[Dataset entries]
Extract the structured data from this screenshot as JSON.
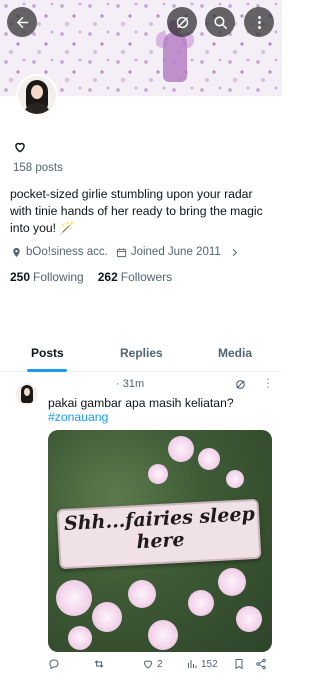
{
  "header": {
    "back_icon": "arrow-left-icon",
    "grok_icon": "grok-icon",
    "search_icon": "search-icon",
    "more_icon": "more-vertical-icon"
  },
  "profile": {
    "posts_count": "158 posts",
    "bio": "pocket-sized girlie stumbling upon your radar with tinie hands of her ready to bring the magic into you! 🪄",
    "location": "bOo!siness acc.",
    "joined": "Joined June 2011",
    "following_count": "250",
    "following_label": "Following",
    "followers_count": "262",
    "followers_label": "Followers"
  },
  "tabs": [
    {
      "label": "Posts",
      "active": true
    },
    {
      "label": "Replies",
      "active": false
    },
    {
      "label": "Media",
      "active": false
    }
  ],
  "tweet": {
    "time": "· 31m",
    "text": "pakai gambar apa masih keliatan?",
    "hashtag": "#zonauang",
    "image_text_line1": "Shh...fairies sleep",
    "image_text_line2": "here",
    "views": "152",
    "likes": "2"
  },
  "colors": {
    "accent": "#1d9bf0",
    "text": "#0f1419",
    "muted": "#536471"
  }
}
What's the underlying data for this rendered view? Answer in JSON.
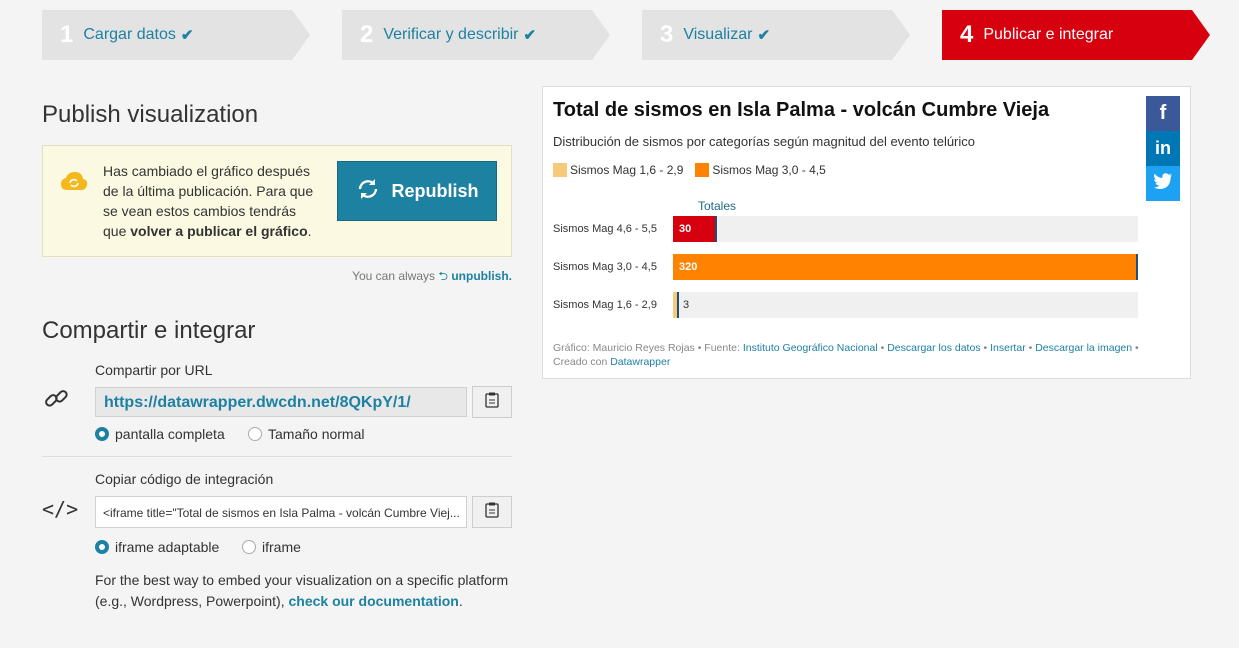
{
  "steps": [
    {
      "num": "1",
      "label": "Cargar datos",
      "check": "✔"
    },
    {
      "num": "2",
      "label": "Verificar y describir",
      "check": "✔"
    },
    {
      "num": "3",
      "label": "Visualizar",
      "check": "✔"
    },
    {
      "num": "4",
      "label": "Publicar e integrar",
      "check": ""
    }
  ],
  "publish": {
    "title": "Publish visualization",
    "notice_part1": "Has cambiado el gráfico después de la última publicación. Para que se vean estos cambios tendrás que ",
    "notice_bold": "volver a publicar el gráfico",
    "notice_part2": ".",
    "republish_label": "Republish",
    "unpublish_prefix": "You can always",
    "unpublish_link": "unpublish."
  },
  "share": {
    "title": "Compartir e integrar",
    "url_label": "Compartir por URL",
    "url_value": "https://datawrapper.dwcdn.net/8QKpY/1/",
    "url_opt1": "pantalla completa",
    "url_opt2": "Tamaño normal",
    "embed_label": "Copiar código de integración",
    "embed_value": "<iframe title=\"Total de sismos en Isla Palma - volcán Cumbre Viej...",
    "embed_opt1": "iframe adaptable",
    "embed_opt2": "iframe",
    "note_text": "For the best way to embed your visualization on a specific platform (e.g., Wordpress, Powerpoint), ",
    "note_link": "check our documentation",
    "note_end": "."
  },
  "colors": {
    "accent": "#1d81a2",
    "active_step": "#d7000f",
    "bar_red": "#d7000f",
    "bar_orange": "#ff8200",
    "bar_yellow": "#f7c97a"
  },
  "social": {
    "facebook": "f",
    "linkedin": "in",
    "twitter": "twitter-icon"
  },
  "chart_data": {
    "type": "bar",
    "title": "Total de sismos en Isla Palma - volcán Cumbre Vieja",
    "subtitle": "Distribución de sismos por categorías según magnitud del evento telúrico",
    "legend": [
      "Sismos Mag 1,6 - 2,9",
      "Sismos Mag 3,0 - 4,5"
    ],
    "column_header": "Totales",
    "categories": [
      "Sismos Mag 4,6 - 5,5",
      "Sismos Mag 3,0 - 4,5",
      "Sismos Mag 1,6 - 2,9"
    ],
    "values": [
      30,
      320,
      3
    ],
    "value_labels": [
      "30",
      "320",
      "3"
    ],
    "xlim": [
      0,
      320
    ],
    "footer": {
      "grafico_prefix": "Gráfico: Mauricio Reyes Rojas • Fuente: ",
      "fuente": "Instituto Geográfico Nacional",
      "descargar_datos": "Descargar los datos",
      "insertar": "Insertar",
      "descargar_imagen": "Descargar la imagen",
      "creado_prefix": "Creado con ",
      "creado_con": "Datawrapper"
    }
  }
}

§ Short exercise
Gather all lines from the records above in which "volcán" appears.

§ Output of the exercise
    "embed_value": "<iframe title=\"Total de sismos en Isla Palma - volcán Cumbre Viej...",
    "title": "Total de sismos en Isla Palma - volcán Cumbre Vieja",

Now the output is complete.